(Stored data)

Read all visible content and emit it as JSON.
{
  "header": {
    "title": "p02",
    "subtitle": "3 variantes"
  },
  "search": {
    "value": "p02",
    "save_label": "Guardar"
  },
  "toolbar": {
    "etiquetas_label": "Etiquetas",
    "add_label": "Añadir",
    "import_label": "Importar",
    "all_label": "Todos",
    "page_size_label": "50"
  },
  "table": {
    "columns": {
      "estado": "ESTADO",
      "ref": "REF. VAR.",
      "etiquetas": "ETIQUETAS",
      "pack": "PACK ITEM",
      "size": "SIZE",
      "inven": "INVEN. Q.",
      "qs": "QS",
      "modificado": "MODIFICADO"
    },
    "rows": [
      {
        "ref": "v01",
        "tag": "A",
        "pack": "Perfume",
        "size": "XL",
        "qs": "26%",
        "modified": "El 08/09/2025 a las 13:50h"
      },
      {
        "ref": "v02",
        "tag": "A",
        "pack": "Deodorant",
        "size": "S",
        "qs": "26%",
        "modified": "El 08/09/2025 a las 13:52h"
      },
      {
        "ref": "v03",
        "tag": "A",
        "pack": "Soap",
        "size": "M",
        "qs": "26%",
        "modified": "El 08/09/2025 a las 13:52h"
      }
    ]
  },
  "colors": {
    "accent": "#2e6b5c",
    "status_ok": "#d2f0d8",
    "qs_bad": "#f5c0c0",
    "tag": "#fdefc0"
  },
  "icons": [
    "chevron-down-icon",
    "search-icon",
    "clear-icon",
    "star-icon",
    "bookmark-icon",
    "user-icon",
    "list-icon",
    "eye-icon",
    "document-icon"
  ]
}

▶ **Set exercise**: Take the records above and return them exactly as written.

▶ **Result for this exercise**:
Read all visible content and emit it as JSON.
{
  "header": {
    "title": "p02",
    "subtitle": "3 variantes"
  },
  "search": {
    "value": "p02",
    "save_label": "Guardar"
  },
  "toolbar": {
    "etiquetas_label": "Etiquetas",
    "add_label": "Añadir",
    "import_label": "Importar",
    "all_label": "Todos",
    "page_size_label": "50"
  },
  "table": {
    "columns": {
      "estado": "ESTADO",
      "ref": "REF. VAR.",
      "etiquetas": "ETIQUETAS",
      "pack": "PACK ITEM",
      "size": "SIZE",
      "inven": "INVEN. Q.",
      "qs": "QS",
      "modificado": "MODIFICADO"
    },
    "rows": [
      {
        "ref": "v01",
        "tag": "A",
        "pack": "Perfume",
        "size": "XL",
        "qs": "26%",
        "modified": "El 08/09/2025 a las 13:50h"
      },
      {
        "ref": "v02",
        "tag": "A",
        "pack": "Deodorant",
        "size": "S",
        "qs": "26%",
        "modified": "El 08/09/2025 a las 13:52h"
      },
      {
        "ref": "v03",
        "tag": "A",
        "pack": "Soap",
        "size": "M",
        "qs": "26%",
        "modified": "El 08/09/2025 a las 13:52h"
      }
    ]
  },
  "colors": {
    "accent": "#2e6b5c",
    "status_ok": "#d2f0d8",
    "qs_bad": "#f5c0c0",
    "tag": "#fdefc0"
  },
  "icons": [
    "chevron-down-icon",
    "search-icon",
    "clear-icon",
    "star-icon",
    "bookmark-icon",
    "user-icon",
    "list-icon",
    "eye-icon",
    "document-icon"
  ]
}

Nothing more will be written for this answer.